--- Begin ---

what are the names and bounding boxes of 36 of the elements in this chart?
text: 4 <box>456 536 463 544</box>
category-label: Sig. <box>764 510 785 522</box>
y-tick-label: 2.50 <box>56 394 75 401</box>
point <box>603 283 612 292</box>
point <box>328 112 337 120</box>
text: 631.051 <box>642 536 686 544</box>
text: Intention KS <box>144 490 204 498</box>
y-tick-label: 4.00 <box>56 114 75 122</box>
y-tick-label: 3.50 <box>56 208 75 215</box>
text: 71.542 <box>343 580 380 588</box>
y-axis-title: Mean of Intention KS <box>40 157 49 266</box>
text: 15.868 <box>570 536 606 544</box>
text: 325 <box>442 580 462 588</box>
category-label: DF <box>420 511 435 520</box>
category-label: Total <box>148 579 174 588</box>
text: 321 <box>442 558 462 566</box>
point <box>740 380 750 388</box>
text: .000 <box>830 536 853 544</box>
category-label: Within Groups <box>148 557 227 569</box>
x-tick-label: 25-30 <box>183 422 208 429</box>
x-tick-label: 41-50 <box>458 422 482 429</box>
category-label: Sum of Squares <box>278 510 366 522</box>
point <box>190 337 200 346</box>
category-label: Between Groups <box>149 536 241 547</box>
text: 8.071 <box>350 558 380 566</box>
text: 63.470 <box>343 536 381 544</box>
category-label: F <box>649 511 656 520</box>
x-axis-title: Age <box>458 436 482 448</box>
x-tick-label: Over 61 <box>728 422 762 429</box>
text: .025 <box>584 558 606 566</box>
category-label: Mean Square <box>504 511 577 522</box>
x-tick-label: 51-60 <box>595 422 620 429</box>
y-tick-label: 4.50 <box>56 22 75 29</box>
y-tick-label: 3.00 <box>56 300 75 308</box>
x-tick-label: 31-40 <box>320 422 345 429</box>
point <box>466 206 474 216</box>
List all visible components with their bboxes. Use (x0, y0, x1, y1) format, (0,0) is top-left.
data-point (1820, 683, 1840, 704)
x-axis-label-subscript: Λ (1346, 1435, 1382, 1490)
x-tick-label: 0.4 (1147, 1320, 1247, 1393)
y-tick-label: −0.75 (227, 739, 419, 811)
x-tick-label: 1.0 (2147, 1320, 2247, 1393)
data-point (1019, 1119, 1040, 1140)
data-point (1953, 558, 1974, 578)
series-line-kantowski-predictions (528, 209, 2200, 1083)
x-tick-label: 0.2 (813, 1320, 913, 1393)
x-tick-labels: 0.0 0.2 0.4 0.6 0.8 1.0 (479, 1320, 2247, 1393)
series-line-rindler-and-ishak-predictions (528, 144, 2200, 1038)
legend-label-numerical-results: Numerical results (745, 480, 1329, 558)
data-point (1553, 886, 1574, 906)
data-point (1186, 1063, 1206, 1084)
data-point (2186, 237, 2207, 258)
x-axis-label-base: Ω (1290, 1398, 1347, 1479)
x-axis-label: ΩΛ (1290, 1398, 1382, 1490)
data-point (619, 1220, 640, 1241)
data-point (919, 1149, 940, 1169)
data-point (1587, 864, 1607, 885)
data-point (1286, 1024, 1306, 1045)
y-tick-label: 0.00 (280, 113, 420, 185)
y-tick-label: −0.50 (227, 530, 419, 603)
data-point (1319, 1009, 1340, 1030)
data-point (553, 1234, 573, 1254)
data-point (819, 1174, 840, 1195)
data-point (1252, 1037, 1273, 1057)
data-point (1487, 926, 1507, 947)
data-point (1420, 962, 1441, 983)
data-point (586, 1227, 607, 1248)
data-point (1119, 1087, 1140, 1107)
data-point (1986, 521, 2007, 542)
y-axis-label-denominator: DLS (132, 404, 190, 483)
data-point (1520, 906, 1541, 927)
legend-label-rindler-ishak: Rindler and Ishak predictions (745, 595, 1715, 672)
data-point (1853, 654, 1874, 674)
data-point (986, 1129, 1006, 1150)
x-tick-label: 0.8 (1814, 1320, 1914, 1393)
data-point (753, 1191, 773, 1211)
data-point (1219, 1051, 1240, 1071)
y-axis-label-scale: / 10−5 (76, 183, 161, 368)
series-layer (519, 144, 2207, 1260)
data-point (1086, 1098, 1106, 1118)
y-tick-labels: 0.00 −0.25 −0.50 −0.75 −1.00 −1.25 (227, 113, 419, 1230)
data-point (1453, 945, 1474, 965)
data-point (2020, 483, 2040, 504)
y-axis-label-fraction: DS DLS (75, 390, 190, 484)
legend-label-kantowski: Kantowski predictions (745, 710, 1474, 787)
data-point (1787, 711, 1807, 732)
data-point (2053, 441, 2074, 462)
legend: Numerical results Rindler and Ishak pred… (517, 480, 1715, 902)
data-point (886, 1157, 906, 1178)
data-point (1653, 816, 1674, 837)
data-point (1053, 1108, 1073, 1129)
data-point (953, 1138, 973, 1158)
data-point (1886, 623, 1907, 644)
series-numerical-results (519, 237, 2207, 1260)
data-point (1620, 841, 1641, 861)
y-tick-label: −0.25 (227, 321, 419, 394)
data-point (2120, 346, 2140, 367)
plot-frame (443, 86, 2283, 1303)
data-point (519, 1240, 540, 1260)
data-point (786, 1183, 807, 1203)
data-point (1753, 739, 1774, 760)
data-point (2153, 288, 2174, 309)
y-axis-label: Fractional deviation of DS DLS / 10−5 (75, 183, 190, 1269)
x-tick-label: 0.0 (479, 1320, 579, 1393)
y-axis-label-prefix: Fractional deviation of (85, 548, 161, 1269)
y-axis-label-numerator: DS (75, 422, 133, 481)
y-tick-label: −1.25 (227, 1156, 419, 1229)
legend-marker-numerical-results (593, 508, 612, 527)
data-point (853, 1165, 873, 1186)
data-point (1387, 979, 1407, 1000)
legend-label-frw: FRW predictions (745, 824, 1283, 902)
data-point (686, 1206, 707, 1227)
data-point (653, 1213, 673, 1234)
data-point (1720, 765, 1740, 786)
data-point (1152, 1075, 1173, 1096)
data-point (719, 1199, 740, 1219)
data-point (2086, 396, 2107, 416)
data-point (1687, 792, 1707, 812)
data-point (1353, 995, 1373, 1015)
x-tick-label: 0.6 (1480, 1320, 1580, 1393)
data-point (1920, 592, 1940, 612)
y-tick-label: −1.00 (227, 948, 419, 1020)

--- End ---

#### TASK DESCRIPTION:
Copy every record above exactly as it appears, line for line.

#### COMPLETE ANSWER:
what are the names and bounding boxes of 36 of the elements in this chart?
text: 4 <box>456 536 463 544</box>
category-label: Sig. <box>764 510 785 522</box>
y-tick-label: 2.50 <box>56 394 75 401</box>
point <box>603 283 612 292</box>
point <box>328 112 337 120</box>
text: 631.051 <box>642 536 686 544</box>
text: Intention KS <box>144 490 204 498</box>
y-tick-label: 4.00 <box>56 114 75 122</box>
y-tick-label: 3.50 <box>56 208 75 215</box>
text: 71.542 <box>343 580 380 588</box>
y-axis-title: Mean of Intention KS <box>40 157 49 266</box>
text: 15.868 <box>570 536 606 544</box>
text: 325 <box>442 580 462 588</box>
category-label: DF <box>420 511 435 520</box>
category-label: Total <box>148 579 174 588</box>
text: 321 <box>442 558 462 566</box>
point <box>740 380 750 388</box>
text: .000 <box>830 536 853 544</box>
category-label: Within Groups <box>148 557 227 569</box>
x-tick-label: 25-30 <box>183 422 208 429</box>
x-tick-label: 41-50 <box>458 422 482 429</box>
category-label: Sum of Squares <box>278 510 366 522</box>
point <box>190 337 200 346</box>
category-label: Between Groups <box>149 536 241 547</box>
text: 8.071 <box>350 558 380 566</box>
text: 63.470 <box>343 536 381 544</box>
category-label: F <box>649 511 656 520</box>
x-axis-title: Age <box>458 436 482 448</box>
x-tick-label: Over 61 <box>728 422 762 429</box>
text: .025 <box>584 558 606 566</box>
category-label: Mean Square <box>504 511 577 522</box>
x-tick-label: 51-60 <box>595 422 620 429</box>
y-tick-label: 4.50 <box>56 22 75 29</box>
y-tick-label: 3.00 <box>56 300 75 308</box>
x-tick-label: 31-40 <box>320 422 345 429</box>
point <box>466 206 474 216</box>
List all visible components with their bboxes. Use (x0, y0, x1, y1) format, (0,0) is top-left.
data-point (1820, 683, 1840, 704)
x-axis-label-subscript: Λ (1346, 1435, 1382, 1490)
x-tick-label: 0.4 (1147, 1320, 1247, 1393)
y-tick-label: −0.75 (227, 739, 419, 811)
x-tick-label: 1.0 (2147, 1320, 2247, 1393)
data-point (1019, 1119, 1040, 1140)
data-point (1953, 558, 1974, 578)
series-line-kantowski-predictions (528, 209, 2200, 1083)
x-tick-label: 0.2 (813, 1320, 913, 1393)
x-tick-labels: 0.0 0.2 0.4 0.6 0.8 1.0 (479, 1320, 2247, 1393)
series-line-rindler-and-ishak-predictions (528, 144, 2200, 1038)
legend-label-numerical-results: Numerical results (745, 480, 1329, 558)
data-point (1553, 886, 1574, 906)
data-point (1186, 1063, 1206, 1084)
data-point (2186, 237, 2207, 258)
x-axis-label-base: Ω (1290, 1398, 1347, 1479)
x-axis-label: ΩΛ (1290, 1398, 1382, 1490)
data-point (619, 1220, 640, 1241)
data-point (919, 1149, 940, 1169)
data-point (1587, 864, 1607, 885)
data-point (1286, 1024, 1306, 1045)
y-tick-label: 0.00 (280, 113, 420, 185)
y-tick-label: −0.50 (227, 530, 419, 603)
data-point (1319, 1009, 1340, 1030)
data-point (553, 1234, 573, 1254)
data-point (819, 1174, 840, 1195)
data-point (1252, 1037, 1273, 1057)
data-point (1487, 926, 1507, 947)
data-point (1420, 962, 1441, 983)
data-point (586, 1227, 607, 1248)
data-point (1119, 1087, 1140, 1107)
data-point (1986, 521, 2007, 542)
y-axis-label-denominator: DLS (132, 404, 190, 483)
data-point (1520, 906, 1541, 927)
legend-label-rindler-ishak: Rindler and Ishak predictions (745, 595, 1715, 672)
data-point (1853, 654, 1874, 674)
data-point (986, 1129, 1006, 1150)
x-tick-label: 0.8 (1814, 1320, 1914, 1393)
data-point (753, 1191, 773, 1211)
data-point (1219, 1051, 1240, 1071)
y-axis-label-scale: / 10−5 (76, 183, 161, 368)
series-layer (519, 144, 2207, 1260)
data-point (1086, 1098, 1106, 1118)
y-tick-labels: 0.00 −0.25 −0.50 −0.75 −1.00 −1.25 (227, 113, 419, 1230)
data-point (1453, 945, 1474, 965)
data-point (2020, 483, 2040, 504)
y-axis-label-fraction: DS DLS (75, 390, 190, 484)
legend-label-kantowski: Kantowski predictions (745, 710, 1474, 787)
data-point (1787, 711, 1807, 732)
data-point (2053, 441, 2074, 462)
legend: Numerical results Rindler and Ishak pred… (517, 480, 1715, 902)
data-point (886, 1157, 906, 1178)
data-point (1653, 816, 1674, 837)
data-point (1053, 1108, 1073, 1129)
data-point (953, 1138, 973, 1158)
data-point (1886, 623, 1907, 644)
series-numerical-results (519, 237, 2207, 1260)
data-point (1620, 841, 1641, 861)
y-tick-label: −0.25 (227, 321, 419, 394)
data-point (2120, 346, 2140, 367)
plot-frame (443, 86, 2283, 1303)
data-point (519, 1240, 540, 1260)
data-point (786, 1183, 807, 1203)
data-point (1753, 739, 1774, 760)
data-point (2153, 288, 2174, 309)
y-axis-label: Fractional deviation of DS DLS / 10−5 (75, 183, 190, 1269)
x-tick-label: 0.0 (479, 1320, 579, 1393)
y-axis-label-prefix: Fractional deviation of (85, 548, 161, 1269)
y-axis-label-numerator: DS (75, 422, 133, 481)
y-tick-label: −1.25 (227, 1156, 419, 1229)
legend-marker-numerical-results (593, 508, 612, 527)
data-point (853, 1165, 873, 1186)
data-point (1387, 979, 1407, 1000)
legend-label-frw: FRW predictions (745, 824, 1283, 902)
data-point (686, 1206, 707, 1227)
data-point (653, 1213, 673, 1234)
data-point (1720, 765, 1740, 786)
data-point (1152, 1075, 1173, 1096)
data-point (719, 1199, 740, 1219)
data-point (2086, 396, 2107, 416)
data-point (1687, 792, 1707, 812)
data-point (1353, 995, 1373, 1015)
x-tick-label: 0.6 (1480, 1320, 1580, 1393)
data-point (1920, 592, 1940, 612)
y-tick-label: −1.00 (227, 948, 419, 1020)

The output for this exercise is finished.